>> Begin Data for this exercise
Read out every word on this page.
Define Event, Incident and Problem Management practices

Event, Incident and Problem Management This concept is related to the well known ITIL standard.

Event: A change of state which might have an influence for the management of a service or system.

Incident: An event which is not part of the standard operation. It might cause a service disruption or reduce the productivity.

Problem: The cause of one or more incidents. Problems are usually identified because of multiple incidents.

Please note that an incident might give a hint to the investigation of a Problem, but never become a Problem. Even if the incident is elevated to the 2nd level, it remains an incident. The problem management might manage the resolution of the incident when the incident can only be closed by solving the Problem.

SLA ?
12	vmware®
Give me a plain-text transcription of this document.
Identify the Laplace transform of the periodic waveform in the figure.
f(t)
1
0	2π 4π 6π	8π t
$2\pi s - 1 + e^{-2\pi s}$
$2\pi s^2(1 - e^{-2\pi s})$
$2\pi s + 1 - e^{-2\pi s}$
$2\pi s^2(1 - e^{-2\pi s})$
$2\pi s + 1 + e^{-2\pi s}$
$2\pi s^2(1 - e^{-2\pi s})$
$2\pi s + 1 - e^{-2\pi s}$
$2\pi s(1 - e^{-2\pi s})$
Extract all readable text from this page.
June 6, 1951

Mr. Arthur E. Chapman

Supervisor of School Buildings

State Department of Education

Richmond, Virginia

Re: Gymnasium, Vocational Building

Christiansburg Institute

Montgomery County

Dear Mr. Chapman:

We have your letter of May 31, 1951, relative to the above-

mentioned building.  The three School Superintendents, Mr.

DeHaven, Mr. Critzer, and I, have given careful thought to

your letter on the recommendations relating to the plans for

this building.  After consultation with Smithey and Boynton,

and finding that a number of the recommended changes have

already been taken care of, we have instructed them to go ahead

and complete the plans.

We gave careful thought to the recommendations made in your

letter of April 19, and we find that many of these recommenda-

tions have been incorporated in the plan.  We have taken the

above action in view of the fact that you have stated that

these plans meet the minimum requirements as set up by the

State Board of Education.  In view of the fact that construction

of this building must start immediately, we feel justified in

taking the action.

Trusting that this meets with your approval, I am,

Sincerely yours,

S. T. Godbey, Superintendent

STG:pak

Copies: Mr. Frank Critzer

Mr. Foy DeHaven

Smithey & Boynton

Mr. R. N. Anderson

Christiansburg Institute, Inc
>> End Data for this exercise
# What you are asked to do
Write all of the records out again exactly.

# Answer to the task
Read out every word on this page.
Define Event, Incident and Problem Management practices

Event, Incident and Problem Management This concept is related to the well known ITIL standard.

Event: A change of state which might have an influence for the management of a service or system.

Incident: An event which is not part of the standard operation. It might cause a service disruption or reduce the productivity.

Problem: The cause of one or more incidents. Problems are usually identified because of multiple incidents.

Please note that an incident might give a hint to the investigation of a Problem, but never become a Problem. Even if the incident is elevated to the 2nd level, it remains an incident. The problem management might manage the resolution of the incident when the incident can only be closed by solving the Problem.

SLA ?
12	vmware®
Give me a plain-text transcription of this document.
Identify the Laplace transform of the periodic waveform in the figure.
f(t)
1
0	2π 4π 6π	8π t
$2\pi s - 1 + e^{-2\pi s}$
$2\pi s^2(1 - e^{-2\pi s})$
$2\pi s + 1 - e^{-2\pi s}$
$2\pi s^2(1 - e^{-2\pi s})$
$2\pi s + 1 + e^{-2\pi s}$
$2\pi s^2(1 - e^{-2\pi s})$
$2\pi s + 1 - e^{-2\pi s}$
$2\pi s(1 - e^{-2\pi s})$
Extract all readable text from this page.
June 6, 1951

Mr. Arthur E. Chapman

Supervisor of School Buildings

State Department of Education

Richmond, Virginia

Re: Gymnasium, Vocational Building

Christiansburg Institute

Montgomery County

Dear Mr. Chapman:

We have your letter of May 31, 1951, relative to the above-

mentioned building.  The three School Superintendents, Mr.

DeHaven, Mr. Critzer, and I, have given careful thought to

your letter on the recommendations relating to the plans for

this building.  After consultation with Smithey and Boynton,

and finding that a number of the recommended changes have

already been taken care of, we have instructed them to go ahead

and complete the plans.

We gave careful thought to the recommendations made in your

letter of April 19, and we find that many of these recommenda-

tions have been incorporated in the plan.  We have taken the

above action in view of the fact that you have stated that

these plans meet the minimum requirements as set up by the

State Board of Education.  In view of the fact that construction

of this building must start immediately, we feel justified in

taking the action.

Trusting that this meets with your approval, I am,

Sincerely yours,

S. T. Godbey, Superintendent

STG:pak

Copies: Mr. Frank Critzer

Mr. Foy DeHaven

Smithey & Boynton

Mr. R. N. Anderson

Christiansburg Institute, Inc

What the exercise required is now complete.